Written problem: Where a line of the material contains the string "사다리차를", copy that line.

..........

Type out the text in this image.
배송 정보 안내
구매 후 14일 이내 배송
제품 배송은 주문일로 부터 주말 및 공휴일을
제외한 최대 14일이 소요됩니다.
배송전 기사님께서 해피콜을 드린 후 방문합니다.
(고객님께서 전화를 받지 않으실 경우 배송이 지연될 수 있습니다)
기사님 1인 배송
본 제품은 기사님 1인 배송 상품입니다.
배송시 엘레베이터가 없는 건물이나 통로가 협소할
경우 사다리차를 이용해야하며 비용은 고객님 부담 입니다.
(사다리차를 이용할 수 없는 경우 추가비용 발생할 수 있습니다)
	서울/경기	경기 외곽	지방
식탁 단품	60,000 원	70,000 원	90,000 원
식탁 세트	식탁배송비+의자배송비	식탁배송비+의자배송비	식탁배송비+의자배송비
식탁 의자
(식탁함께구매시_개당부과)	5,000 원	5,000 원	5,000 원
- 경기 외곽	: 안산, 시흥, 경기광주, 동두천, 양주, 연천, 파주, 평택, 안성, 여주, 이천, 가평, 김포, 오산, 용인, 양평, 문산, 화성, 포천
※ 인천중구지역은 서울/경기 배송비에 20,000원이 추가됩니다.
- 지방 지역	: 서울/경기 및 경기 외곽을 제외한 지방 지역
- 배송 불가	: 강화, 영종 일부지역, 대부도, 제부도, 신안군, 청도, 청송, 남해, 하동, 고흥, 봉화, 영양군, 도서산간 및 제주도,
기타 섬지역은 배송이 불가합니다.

..........

Solution to the problem:
경우 사다리차를 이용해야하며 비용은 고객님 부담 입니다.
(사다리차를 이용할 수 없는 경우 추가비용 발생할 수 있습니다)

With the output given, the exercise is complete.